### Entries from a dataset
========================
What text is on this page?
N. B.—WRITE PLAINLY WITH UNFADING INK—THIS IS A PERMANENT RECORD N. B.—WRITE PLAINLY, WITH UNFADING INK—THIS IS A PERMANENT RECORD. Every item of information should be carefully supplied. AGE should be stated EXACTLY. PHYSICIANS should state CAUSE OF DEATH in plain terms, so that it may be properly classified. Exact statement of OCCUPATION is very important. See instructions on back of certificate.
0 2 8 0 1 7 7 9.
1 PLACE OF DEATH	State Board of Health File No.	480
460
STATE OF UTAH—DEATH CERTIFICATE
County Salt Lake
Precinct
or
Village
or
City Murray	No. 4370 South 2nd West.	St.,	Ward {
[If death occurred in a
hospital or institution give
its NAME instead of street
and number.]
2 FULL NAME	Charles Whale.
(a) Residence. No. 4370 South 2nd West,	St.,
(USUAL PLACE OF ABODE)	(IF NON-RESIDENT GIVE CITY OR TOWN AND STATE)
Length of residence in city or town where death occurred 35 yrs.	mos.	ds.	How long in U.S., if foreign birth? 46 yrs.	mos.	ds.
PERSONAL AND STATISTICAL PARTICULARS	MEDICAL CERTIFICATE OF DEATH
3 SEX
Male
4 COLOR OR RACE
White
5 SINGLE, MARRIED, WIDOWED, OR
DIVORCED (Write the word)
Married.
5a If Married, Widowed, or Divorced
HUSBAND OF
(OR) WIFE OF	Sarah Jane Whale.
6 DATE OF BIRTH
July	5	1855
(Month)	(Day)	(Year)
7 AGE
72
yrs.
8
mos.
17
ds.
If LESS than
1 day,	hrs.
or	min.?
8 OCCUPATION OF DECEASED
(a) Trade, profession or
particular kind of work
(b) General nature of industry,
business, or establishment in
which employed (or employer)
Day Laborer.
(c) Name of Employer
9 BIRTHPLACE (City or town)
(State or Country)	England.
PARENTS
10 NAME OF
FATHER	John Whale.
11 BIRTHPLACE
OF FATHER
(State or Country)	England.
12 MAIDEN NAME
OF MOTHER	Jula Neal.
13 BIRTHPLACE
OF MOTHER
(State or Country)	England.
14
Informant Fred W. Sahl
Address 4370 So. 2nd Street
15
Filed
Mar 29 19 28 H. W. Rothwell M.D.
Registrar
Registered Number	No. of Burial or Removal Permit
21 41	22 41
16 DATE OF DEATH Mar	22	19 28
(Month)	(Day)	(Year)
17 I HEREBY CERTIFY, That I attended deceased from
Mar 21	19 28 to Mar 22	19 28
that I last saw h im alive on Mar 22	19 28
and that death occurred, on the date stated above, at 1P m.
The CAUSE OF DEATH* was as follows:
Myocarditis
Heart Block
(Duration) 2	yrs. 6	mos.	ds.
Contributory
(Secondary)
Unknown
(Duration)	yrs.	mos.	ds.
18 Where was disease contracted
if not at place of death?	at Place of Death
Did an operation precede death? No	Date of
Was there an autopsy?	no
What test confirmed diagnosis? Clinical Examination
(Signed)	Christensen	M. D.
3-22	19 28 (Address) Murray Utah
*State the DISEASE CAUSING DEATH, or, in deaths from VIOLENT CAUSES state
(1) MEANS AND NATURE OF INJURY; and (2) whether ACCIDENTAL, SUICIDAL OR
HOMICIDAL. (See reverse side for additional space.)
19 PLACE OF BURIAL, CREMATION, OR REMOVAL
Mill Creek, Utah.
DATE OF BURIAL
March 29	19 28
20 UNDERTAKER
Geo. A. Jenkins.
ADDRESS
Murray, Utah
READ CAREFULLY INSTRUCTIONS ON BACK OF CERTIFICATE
========================
### Exercise requirements
Within the material above, find the lines that contain the word "Murray"; copy them.

### The result
City Murray	No. 4370 South 2nd West.	St.,	Ward {
3-22	19 28 (Address) Murray Utah
Murray, Utah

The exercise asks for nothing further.